WHAT IS BEING ASKED: Locate the word "Propulsion" in the material, then show every line that holds it.

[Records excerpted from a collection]
_____
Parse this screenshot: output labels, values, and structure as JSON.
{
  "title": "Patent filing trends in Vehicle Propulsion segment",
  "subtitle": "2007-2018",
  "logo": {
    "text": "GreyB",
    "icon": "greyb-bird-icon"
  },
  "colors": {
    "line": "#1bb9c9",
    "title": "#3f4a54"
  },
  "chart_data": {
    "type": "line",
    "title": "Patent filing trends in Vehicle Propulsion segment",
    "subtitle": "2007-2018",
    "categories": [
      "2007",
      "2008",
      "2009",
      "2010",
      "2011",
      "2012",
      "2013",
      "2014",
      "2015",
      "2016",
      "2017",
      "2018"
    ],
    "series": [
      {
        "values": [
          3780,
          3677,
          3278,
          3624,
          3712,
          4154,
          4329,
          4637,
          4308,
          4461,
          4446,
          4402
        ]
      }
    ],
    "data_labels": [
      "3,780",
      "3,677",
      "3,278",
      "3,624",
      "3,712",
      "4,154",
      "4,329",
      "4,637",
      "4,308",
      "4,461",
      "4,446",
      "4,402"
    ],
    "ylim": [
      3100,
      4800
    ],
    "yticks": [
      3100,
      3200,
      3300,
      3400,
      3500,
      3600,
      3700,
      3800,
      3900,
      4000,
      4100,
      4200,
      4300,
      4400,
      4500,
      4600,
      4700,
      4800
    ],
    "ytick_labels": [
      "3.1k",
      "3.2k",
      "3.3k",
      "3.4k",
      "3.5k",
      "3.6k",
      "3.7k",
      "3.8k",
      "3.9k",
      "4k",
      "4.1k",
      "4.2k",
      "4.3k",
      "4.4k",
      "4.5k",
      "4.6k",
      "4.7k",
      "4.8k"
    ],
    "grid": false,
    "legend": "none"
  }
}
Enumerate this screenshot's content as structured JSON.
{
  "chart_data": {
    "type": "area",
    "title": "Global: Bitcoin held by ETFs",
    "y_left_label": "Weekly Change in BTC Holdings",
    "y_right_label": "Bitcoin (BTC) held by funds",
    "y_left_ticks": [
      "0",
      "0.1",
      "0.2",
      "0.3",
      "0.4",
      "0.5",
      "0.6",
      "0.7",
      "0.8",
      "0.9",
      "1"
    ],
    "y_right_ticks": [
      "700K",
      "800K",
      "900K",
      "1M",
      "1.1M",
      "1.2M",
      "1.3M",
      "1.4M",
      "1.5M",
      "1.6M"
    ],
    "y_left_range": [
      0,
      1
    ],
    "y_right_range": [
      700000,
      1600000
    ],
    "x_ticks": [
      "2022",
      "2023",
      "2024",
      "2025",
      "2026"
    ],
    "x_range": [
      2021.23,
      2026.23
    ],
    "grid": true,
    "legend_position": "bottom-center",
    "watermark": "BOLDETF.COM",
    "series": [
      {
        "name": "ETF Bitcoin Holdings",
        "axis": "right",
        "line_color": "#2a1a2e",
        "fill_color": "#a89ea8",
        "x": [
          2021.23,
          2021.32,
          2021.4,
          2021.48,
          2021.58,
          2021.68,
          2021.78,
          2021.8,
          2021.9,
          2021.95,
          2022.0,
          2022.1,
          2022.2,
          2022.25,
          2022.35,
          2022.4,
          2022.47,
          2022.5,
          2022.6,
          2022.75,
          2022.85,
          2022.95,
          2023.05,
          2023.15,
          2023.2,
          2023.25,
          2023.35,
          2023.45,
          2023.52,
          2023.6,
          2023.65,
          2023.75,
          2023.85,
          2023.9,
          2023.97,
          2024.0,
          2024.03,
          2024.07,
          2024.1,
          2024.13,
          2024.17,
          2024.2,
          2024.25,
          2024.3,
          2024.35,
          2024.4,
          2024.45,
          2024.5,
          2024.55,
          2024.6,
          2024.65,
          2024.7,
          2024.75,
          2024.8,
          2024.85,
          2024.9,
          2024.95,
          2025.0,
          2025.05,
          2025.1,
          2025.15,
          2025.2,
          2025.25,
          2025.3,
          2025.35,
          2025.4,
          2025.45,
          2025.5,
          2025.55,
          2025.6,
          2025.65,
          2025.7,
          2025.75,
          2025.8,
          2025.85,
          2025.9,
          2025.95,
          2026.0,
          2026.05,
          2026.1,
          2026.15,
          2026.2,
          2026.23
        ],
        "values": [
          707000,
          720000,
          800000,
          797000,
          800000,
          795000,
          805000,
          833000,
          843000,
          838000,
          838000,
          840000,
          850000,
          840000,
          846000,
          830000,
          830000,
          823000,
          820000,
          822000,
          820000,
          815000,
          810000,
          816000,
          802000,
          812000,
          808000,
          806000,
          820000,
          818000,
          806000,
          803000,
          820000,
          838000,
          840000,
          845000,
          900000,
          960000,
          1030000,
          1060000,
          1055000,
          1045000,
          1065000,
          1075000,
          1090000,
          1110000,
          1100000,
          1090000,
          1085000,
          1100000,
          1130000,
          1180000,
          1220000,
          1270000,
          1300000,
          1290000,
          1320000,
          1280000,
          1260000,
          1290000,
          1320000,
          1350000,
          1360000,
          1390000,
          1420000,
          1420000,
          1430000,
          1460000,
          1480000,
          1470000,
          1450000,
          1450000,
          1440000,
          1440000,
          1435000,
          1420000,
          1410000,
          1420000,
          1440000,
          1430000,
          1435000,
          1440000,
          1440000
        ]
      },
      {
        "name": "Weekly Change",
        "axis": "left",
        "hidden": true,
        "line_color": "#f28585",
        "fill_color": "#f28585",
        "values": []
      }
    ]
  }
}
_____
RESPONSE TO THE TASK:
  "title": "Patent filing trends in Vehicle Propulsion segment",
    "title": "Patent filing trends in Vehicle Propulsion segment",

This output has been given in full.